**SET TASK**.
Give every line from the entries that contains "Radelektronik".

Stored items from a collection:

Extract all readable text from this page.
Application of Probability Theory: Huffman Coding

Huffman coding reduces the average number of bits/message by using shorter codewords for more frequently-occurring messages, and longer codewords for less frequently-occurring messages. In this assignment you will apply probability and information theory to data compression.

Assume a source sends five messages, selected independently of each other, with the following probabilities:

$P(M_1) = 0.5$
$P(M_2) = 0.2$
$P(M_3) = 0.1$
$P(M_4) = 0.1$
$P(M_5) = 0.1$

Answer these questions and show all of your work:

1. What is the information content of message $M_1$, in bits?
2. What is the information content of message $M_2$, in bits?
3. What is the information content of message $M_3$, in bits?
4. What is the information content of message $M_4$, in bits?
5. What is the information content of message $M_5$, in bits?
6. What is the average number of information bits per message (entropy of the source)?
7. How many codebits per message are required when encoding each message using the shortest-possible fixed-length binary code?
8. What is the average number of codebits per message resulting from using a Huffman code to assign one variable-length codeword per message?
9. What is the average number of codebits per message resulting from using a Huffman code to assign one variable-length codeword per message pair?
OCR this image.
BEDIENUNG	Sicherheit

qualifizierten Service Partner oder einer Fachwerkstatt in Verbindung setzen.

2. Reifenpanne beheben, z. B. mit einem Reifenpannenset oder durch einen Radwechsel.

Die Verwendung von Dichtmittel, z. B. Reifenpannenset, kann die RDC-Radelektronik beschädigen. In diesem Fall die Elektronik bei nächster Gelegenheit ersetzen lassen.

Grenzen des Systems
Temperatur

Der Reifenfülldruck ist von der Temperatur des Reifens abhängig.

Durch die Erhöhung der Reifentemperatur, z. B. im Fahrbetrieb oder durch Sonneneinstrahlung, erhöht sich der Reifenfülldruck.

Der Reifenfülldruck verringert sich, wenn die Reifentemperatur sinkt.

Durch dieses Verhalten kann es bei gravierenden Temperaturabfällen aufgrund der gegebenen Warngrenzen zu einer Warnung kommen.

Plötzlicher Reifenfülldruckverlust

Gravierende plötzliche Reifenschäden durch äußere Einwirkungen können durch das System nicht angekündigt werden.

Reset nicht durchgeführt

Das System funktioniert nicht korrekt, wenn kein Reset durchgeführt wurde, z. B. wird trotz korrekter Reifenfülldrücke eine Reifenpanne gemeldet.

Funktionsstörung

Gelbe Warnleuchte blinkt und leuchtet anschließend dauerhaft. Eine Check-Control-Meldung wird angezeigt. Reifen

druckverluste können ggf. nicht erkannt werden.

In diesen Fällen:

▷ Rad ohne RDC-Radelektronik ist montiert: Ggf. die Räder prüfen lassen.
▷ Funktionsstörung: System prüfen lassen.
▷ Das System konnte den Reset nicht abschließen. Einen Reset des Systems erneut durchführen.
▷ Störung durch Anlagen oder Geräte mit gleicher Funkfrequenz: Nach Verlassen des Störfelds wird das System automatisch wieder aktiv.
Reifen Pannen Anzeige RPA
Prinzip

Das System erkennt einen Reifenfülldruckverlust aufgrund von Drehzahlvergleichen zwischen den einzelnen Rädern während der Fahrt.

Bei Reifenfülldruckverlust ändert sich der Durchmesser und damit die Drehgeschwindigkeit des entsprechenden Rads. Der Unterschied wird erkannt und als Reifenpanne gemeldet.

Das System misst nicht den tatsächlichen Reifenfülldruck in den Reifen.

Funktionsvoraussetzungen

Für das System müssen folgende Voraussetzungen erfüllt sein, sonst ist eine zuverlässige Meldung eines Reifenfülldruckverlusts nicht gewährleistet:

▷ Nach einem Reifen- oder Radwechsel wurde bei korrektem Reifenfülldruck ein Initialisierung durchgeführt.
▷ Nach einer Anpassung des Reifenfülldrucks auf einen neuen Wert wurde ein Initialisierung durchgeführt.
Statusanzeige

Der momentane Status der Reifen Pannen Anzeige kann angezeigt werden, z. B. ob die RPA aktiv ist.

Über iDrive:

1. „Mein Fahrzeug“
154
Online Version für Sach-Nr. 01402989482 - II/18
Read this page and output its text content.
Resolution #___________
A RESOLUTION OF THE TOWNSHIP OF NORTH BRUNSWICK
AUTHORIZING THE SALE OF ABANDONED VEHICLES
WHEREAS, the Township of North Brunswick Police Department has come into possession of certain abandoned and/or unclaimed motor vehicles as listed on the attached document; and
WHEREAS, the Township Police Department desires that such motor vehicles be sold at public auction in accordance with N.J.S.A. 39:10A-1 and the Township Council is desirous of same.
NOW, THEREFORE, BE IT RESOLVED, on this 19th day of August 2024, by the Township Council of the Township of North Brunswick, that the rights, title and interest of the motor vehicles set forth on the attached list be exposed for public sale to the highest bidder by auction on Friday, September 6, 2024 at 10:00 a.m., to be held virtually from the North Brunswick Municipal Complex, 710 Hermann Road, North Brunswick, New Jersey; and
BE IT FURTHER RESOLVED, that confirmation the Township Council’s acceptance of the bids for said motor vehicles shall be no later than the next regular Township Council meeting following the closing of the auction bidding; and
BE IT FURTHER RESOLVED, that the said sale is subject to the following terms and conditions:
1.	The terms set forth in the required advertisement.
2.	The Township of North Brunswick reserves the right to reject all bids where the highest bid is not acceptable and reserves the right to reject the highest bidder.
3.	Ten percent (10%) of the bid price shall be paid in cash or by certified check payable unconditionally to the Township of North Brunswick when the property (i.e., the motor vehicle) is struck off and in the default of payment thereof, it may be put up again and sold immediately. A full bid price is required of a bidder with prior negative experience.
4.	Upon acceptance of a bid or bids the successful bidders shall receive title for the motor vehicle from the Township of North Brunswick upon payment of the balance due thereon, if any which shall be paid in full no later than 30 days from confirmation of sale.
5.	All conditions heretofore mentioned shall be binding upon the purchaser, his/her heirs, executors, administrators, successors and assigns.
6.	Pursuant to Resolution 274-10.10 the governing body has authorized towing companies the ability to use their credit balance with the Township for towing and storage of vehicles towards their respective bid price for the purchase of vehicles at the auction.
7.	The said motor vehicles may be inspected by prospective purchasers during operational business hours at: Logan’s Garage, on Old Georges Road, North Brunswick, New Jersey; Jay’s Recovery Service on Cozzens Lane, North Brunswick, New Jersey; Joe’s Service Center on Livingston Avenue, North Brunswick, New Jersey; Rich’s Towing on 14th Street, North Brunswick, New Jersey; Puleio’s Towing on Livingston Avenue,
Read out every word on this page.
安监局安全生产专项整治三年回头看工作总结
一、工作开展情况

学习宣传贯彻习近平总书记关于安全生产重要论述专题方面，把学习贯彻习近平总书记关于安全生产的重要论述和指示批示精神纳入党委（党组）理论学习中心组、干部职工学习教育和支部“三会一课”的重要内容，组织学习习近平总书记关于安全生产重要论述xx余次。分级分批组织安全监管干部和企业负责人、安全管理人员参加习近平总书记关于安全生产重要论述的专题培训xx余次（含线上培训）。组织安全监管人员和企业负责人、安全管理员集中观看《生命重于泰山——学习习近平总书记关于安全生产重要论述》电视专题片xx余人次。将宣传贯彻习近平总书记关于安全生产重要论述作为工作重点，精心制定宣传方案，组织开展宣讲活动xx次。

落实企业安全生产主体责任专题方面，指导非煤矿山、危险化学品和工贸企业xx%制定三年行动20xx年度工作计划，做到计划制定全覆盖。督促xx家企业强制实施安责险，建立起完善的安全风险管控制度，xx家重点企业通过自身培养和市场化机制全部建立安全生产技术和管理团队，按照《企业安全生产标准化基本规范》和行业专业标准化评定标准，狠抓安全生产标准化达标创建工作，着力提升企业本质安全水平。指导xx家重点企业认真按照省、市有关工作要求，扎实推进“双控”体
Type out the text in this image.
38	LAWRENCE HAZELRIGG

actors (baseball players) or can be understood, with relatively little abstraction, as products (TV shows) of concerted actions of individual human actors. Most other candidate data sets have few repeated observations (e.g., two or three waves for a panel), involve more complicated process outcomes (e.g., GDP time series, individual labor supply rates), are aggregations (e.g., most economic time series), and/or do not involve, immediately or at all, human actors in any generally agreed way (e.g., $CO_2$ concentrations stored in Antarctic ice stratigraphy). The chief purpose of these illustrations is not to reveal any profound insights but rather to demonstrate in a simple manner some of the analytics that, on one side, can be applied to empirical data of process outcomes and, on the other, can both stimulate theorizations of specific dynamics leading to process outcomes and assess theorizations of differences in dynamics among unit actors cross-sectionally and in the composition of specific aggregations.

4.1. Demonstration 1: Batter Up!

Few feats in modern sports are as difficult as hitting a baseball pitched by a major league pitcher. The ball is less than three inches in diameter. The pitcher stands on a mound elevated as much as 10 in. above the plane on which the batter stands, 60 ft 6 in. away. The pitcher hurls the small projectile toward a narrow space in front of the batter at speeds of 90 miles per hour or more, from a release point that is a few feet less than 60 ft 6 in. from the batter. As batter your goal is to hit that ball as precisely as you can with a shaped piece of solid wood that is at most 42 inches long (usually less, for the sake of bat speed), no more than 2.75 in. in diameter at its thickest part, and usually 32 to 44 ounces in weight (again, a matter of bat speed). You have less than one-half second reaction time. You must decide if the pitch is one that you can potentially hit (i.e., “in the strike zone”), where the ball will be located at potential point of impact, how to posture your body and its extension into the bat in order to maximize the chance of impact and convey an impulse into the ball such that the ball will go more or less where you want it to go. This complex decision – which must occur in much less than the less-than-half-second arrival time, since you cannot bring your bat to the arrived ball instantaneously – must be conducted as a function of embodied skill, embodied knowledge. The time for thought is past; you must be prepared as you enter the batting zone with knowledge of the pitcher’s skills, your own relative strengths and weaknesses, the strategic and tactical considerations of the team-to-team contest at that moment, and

**RESPONSE TO THIS EXERCISE**.
Die Verwendung von Dichtmittel, z. B. Reifenpannenset, kann die RDC-Radelektronik beschädigen. In diesem Fall die Elektronik bei nächster Gelegenheit ersetzen lassen.
▷ Rad ohne RDC-Radelektronik ist montiert: Ggf. die Räder prüfen lassen.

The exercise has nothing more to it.